§ **Exercise**:
Read the records and write them out again exactly.

§ **Data rows**:
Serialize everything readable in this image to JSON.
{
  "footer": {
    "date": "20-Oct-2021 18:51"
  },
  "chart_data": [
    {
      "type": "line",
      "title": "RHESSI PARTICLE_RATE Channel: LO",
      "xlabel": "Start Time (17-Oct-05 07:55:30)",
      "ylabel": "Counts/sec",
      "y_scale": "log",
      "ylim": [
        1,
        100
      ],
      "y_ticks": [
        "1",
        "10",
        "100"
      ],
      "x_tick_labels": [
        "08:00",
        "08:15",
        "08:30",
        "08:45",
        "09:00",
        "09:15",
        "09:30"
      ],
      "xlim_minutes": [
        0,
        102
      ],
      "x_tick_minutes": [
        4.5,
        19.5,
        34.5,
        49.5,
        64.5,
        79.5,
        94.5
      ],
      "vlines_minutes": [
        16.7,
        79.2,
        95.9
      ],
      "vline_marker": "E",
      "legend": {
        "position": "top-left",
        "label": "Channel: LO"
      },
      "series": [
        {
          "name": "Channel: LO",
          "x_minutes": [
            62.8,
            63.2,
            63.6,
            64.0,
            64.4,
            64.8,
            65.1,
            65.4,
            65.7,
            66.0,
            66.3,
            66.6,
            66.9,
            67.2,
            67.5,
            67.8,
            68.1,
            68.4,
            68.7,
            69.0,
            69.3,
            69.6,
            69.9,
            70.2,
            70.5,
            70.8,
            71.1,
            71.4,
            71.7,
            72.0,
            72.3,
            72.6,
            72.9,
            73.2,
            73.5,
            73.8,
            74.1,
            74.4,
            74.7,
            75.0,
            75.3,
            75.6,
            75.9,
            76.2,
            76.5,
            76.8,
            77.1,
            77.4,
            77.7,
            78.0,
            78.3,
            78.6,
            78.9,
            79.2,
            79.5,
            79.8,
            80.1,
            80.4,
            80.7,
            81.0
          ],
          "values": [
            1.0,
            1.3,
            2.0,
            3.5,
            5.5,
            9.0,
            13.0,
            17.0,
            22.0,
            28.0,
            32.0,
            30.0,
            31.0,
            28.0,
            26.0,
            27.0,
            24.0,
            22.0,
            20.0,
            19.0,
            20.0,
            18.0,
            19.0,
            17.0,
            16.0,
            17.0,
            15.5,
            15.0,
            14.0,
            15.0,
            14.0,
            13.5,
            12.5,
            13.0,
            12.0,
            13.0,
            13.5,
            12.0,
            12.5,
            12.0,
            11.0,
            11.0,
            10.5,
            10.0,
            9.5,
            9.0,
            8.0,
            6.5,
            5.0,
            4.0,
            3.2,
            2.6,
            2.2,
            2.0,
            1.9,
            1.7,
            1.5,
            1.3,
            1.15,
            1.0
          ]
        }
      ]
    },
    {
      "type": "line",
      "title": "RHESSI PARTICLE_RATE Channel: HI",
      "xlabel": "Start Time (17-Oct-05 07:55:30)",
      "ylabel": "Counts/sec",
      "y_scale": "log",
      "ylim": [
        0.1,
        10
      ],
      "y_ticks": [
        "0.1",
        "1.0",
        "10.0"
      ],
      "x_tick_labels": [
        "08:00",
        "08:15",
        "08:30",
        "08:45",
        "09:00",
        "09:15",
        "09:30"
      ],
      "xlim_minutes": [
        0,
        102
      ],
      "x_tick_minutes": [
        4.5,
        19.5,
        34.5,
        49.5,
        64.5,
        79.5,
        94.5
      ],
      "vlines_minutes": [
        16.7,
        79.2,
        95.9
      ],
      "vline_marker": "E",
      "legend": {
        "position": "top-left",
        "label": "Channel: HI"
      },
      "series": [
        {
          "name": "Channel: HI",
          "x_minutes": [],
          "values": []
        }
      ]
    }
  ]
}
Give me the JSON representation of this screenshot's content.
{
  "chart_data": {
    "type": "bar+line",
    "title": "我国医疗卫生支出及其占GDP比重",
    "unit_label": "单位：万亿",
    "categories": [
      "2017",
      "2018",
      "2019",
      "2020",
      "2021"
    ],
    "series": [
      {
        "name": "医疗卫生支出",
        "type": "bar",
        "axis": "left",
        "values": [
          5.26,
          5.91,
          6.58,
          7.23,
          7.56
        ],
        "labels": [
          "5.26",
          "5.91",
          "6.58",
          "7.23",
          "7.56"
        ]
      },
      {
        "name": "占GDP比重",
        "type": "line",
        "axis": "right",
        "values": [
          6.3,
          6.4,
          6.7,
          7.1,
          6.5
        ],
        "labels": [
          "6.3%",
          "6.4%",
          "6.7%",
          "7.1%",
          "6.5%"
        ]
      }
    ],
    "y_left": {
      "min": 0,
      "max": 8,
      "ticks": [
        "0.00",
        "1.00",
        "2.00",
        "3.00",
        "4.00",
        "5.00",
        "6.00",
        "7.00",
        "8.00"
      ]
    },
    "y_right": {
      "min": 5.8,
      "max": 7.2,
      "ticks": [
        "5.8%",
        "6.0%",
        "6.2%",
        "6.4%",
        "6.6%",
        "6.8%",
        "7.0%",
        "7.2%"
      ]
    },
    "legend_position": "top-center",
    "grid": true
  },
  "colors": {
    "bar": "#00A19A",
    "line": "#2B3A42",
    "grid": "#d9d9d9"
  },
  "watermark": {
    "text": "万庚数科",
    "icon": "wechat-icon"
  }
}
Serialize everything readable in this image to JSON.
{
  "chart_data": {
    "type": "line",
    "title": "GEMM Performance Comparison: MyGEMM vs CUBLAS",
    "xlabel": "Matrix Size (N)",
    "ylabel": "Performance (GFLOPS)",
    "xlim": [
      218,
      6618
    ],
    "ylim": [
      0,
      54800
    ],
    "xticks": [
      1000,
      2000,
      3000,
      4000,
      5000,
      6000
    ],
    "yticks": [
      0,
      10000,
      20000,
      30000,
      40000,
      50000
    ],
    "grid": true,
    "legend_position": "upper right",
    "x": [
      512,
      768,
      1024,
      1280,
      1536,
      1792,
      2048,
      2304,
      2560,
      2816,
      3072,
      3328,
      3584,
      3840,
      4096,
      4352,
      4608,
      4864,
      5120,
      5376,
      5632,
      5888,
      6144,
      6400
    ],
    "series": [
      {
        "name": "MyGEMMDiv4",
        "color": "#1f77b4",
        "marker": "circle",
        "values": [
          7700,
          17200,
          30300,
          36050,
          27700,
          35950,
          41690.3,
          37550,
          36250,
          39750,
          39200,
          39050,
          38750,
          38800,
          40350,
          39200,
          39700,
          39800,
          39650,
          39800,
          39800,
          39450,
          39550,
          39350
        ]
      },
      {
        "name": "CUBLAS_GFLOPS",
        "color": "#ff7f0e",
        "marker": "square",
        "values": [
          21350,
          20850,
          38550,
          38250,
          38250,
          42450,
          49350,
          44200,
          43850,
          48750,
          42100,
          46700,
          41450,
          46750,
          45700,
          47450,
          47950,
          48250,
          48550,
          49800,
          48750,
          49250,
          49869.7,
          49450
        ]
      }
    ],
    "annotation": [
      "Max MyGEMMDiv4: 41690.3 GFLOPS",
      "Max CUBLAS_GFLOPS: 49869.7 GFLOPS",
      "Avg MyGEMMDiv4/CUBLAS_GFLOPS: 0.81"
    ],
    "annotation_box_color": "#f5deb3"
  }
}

§ **Final answer**:
Serialize everything readable in this image to JSON.
{
  "footer": {
    "date": "20-Oct-2021 18:51"
  },
  "chart_data": [
    {
      "type": "line",
      "title": "RHESSI PARTICLE_RATE Channel: LO",
      "xlabel": "Start Time (17-Oct-05 07:55:30)",
      "ylabel": "Counts/sec",
      "y_scale": "log",
      "ylim": [
        1,
        100
      ],
      "y_ticks": [
        "1",
        "10",
        "100"
      ],
      "x_tick_labels": [
        "08:00",
        "08:15",
        "08:30",
        "08:45",
        "09:00",
        "09:15",
        "09:30"
      ],
      "xlim_minutes": [
        0,
        102
      ],
      "x_tick_minutes": [
        4.5,
        19.5,
        34.5,
        49.5,
        64.5,
        79.5,
        94.5
      ],
      "vlines_minutes": [
        16.7,
        79.2,
        95.9
      ],
      "vline_marker": "E",
      "legend": {
        "position": "top-left",
        "label": "Channel: LO"
      },
      "series": [
        {
          "name": "Channel: LO",
          "x_minutes": [
            62.8,
            63.2,
            63.6,
            64.0,
            64.4,
            64.8,
            65.1,
            65.4,
            65.7,
            66.0,
            66.3,
            66.6,
            66.9,
            67.2,
            67.5,
            67.8,
            68.1,
            68.4,
            68.7,
            69.0,
            69.3,
            69.6,
            69.9,
            70.2,
            70.5,
            70.8,
            71.1,
            71.4,
            71.7,
            72.0,
            72.3,
            72.6,
            72.9,
            73.2,
            73.5,
            73.8,
            74.1,
            74.4,
            74.7,
            75.0,
            75.3,
            75.6,
            75.9,
            76.2,
            76.5,
            76.8,
            77.1,
            77.4,
            77.7,
            78.0,
            78.3,
            78.6,
            78.9,
            79.2,
            79.5,
            79.8,
            80.1,
            80.4,
            80.7,
            81.0
          ],
          "values": [
            1.0,
            1.3,
            2.0,
            3.5,
            5.5,
            9.0,
            13.0,
            17.0,
            22.0,
            28.0,
            32.0,
            30.0,
            31.0,
            28.0,
            26.0,
            27.0,
            24.0,
            22.0,
            20.0,
            19.0,
            20.0,
            18.0,
            19.0,
            17.0,
            16.0,
            17.0,
            15.5,
            15.0,
            14.0,
            15.0,
            14.0,
            13.5,
            12.5,
            13.0,
            12.0,
            13.0,
            13.5,
            12.0,
            12.5,
            12.0,
            11.0,
            11.0,
            10.5,
            10.0,
            9.5,
            9.0,
            8.0,
            6.5,
            5.0,
            4.0,
            3.2,
            2.6,
            2.2,
            2.0,
            1.9,
            1.7,
            1.5,
            1.3,
            1.15,
            1.0
          ]
        }
      ]
    },
    {
      "type": "line",
      "title": "RHESSI PARTICLE_RATE Channel: HI",
      "xlabel": "Start Time (17-Oct-05 07:55:30)",
      "ylabel": "Counts/sec",
      "y_scale": "log",
      "ylim": [
        0.1,
        10
      ],
      "y_ticks": [
        "0.1",
        "1.0",
        "10.0"
      ],
      "x_tick_labels": [
        "08:00",
        "08:15",
        "08:30",
        "08:45",
        "09:00",
        "09:15",
        "09:30"
      ],
      "xlim_minutes": [
        0,
        102
      ],
      "x_tick_minutes": [
        4.5,
        19.5,
        34.5,
        49.5,
        64.5,
        79.5,
        94.5
      ],
      "vlines_minutes": [
        16.7,
        79.2,
        95.9
      ],
      "vline_marker": "E",
      "legend": {
        "position": "top-left",
        "label": "Channel: HI"
      },
      "series": [
        {
          "name": "Channel: HI",
          "x_minutes": [],
          "values": []
        }
      ]
    }
  ]
}
Give me the JSON representation of this screenshot's content.
{
  "chart_data": {
    "type": "bar+line",
    "title": "我国医疗卫生支出及其占GDP比重",
    "unit_label": "单位：万亿",
    "categories": [
      "2017",
      "2018",
      "2019",
      "2020",
      "2021"
    ],
    "series": [
      {
        "name": "医疗卫生支出",
        "type": "bar",
        "axis": "left",
        "values": [
          5.26,
          5.91,
          6.58,
          7.23,
          7.56
        ],
        "labels": [
          "5.26",
          "5.91",
          "6.58",
          "7.23",
          "7.56"
        ]
      },
      {
        "name": "占GDP比重",
        "type": "line",
        "axis": "right",
        "values": [
          6.3,
          6.4,
          6.7,
          7.1,
          6.5
        ],
        "labels": [
          "6.3%",
          "6.4%",
          "6.7%",
          "7.1%",
          "6.5%"
        ]
      }
    ],
    "y_left": {
      "min": 0,
      "max": 8,
      "ticks": [
        "0.00",
        "1.00",
        "2.00",
        "3.00",
        "4.00",
        "5.00",
        "6.00",
        "7.00",
        "8.00"
      ]
    },
    "y_right": {
      "min": 5.8,
      "max": 7.2,
      "ticks": [
        "5.8%",
        "6.0%",
        "6.2%",
        "6.4%",
        "6.6%",
        "6.8%",
        "7.0%",
        "7.2%"
      ]
    },
    "legend_position": "top-center",
    "grid": true
  },
  "colors": {
    "bar": "#00A19A",
    "line": "#2B3A42",
    "grid": "#d9d9d9"
  },
  "watermark": {
    "text": "万庚数科",
    "icon": "wechat-icon"
  }
}
Serialize everything readable in this image to JSON.
{
  "chart_data": {
    "type": "line",
    "title": "GEMM Performance Comparison: MyGEMM vs CUBLAS",
    "xlabel": "Matrix Size (N)",
    "ylabel": "Performance (GFLOPS)",
    "xlim": [
      218,
      6618
    ],
    "ylim": [
      0,
      54800
    ],
    "xticks": [
      1000,
      2000,
      3000,
      4000,
      5000,
      6000
    ],
    "yticks": [
      0,
      10000,
      20000,
      30000,
      40000,
      50000
    ],
    "grid": true,
    "legend_position": "upper right",
    "x": [
      512,
      768,
      1024,
      1280,
      1536,
      1792,
      2048,
      2304,
      2560,
      2816,
      3072,
      3328,
      3584,
      3840,
      4096,
      4352,
      4608,
      4864,
      5120,
      5376,
      5632,
      5888,
      6144,
      6400
    ],
    "series": [
      {
        "name": "MyGEMMDiv4",
        "color": "#1f77b4",
        "marker": "circle",
        "values": [
          7700,
          17200,
          30300,
          36050,
          27700,
          35950,
          41690.3,
          37550,
          36250,
          39750,
          39200,
          39050,
          38750,
          38800,
          40350,
          39200,
          39700,
          39800,
          39650,
          39800,
          39800,
          39450,
          39550,
          39350
        ]
      },
      {
        "name": "CUBLAS_GFLOPS",
        "color": "#ff7f0e",
        "marker": "square",
        "values": [
          21350,
          20850,
          38550,
          38250,
          38250,
          42450,
          49350,
          44200,
          43850,
          48750,
          42100,
          46700,
          41450,
          46750,
          45700,
          47450,
          47950,
          48250,
          48550,
          49800,
          48750,
          49250,
          49869.7,
          49450
        ]
      }
    ],
    "annotation": [
      "Max MyGEMMDiv4: 41690.3 GFLOPS",
      "Max CUBLAS_GFLOPS: 49869.7 GFLOPS",
      "Avg MyGEMMDiv4/CUBLAS_GFLOPS: 0.81"
    ],
    "annotation_box_color": "#f5deb3"
  }
}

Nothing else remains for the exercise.